◆ TASK: Transcribe the whole listing below without changing a word, but leave out every image.
BEGIN GIVEN DATA
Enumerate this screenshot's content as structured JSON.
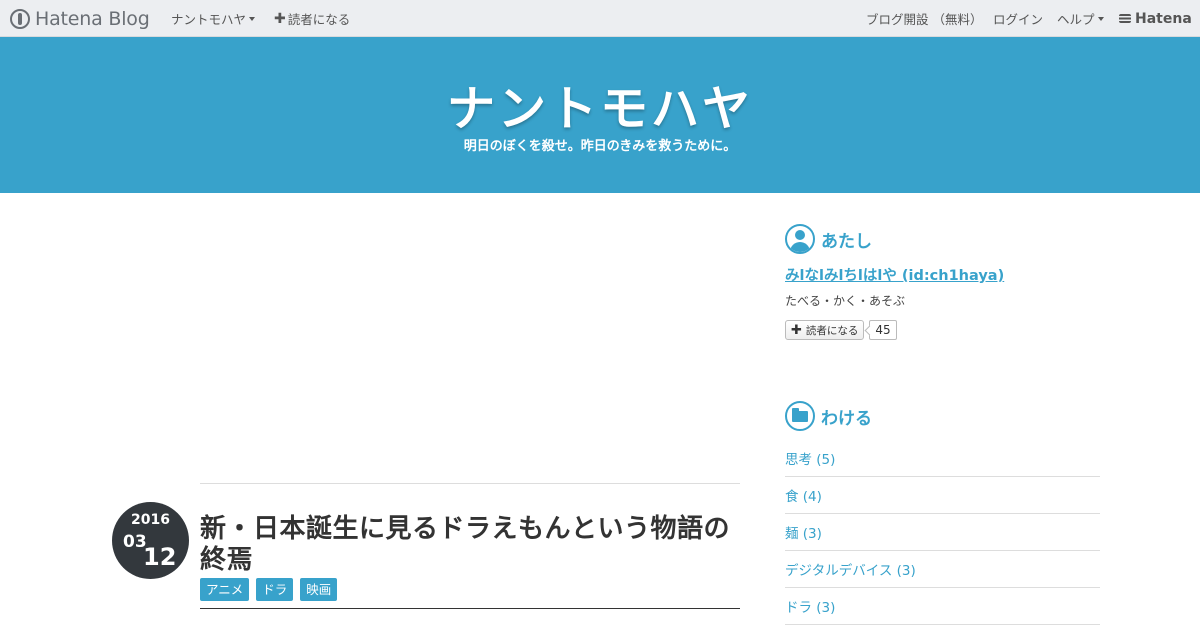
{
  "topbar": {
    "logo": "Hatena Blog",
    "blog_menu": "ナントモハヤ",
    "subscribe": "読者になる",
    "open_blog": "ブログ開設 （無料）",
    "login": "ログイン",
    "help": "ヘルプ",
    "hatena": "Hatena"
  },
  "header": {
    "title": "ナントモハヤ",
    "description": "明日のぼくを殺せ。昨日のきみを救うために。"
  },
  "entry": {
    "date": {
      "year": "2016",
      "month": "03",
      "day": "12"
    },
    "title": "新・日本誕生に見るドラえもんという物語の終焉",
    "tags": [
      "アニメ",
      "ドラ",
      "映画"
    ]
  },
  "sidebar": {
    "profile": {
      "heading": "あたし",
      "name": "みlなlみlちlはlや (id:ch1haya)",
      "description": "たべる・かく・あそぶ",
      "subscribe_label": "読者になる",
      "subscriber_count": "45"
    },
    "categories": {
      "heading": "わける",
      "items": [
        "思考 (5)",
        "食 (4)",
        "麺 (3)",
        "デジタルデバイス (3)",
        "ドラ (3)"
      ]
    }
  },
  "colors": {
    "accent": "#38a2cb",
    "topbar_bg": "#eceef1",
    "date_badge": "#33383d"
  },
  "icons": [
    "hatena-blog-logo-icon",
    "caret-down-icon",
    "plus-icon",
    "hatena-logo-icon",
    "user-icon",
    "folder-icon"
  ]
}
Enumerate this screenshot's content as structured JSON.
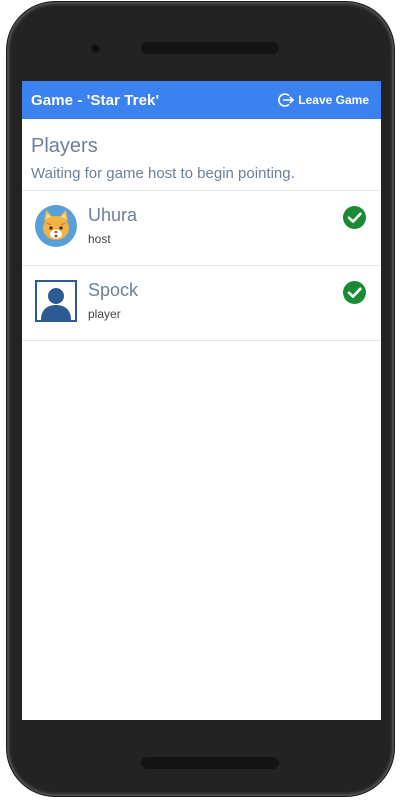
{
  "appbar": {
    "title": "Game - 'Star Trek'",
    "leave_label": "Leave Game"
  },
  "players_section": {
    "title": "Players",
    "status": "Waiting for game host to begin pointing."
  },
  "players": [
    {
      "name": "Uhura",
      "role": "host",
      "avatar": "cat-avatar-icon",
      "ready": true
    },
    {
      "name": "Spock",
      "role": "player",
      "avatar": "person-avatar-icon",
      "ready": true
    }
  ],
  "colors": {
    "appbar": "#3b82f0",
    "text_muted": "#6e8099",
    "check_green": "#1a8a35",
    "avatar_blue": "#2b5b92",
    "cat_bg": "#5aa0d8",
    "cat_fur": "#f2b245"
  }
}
END GIVEN DATA
◆ IN RESPONSE:
Enumerate this screenshot's content as structured JSON.
{
  "topbar": {
    "logo": "Hatena Blog",
    "blog_menu": "ナントモハヤ",
    "subscribe": "読者になる",
    "open_blog": "ブログ開設 （無料）",
    "login": "ログイン",
    "help": "ヘルプ",
    "hatena": "Hatena"
  },
  "header": {
    "title": "ナントモハヤ",
    "description": "明日のぼくを殺せ。昨日のきみを救うために。"
  },
  "entry": {
    "date": {
      "year": "2016",
      "month": "03",
      "day": "12"
    },
    "title": "新・日本誕生に見るドラえもんという物語の終焉",
    "tags": [
      "アニメ",
      "ドラ",
      "映画"
    ]
  },
  "sidebar": {
    "profile": {
      "heading": "あたし",
      "name": "みlなlみlちlはlや (id:ch1haya)",
      "description": "たべる・かく・あそぶ",
      "subscribe_label": "読者になる",
      "subscriber_count": "45"
    },
    "categories": {
      "heading": "わける",
      "items": [
        "思考 (5)",
        "食 (4)",
        "麺 (3)",
        "デジタルデバイス (3)",
        "ドラ (3)"
      ]
    }
  },
  "colors": {
    "accent": "#38a2cb",
    "topbar_bg": "#eceef1",
    "date_badge": "#33383d"
  },
  "icons": [
    "hatena-blog-logo-icon",
    "caret-down-icon",
    "plus-icon",
    "hatena-logo-icon",
    "user-icon",
    "folder-icon"
  ]
}
Enumerate this screenshot's content as structured JSON.
{
  "appbar": {
    "title": "Game - 'Star Trek'",
    "leave_label": "Leave Game"
  },
  "players_section": {
    "title": "Players",
    "status": "Waiting for game host to begin pointing."
  },
  "players": [
    {
      "name": "Uhura",
      "role": "host",
      "avatar": "cat-avatar-icon",
      "ready": true
    },
    {
      "name": "Spock",
      "role": "player",
      "avatar": "person-avatar-icon",
      "ready": true
    }
  ],
  "colors": {
    "appbar": "#3b82f0",
    "text_muted": "#6e8099",
    "check_green": "#1a8a35",
    "avatar_blue": "#2b5b92",
    "cat_bg": "#5aa0d8",
    "cat_fur": "#f2b245"
  }
}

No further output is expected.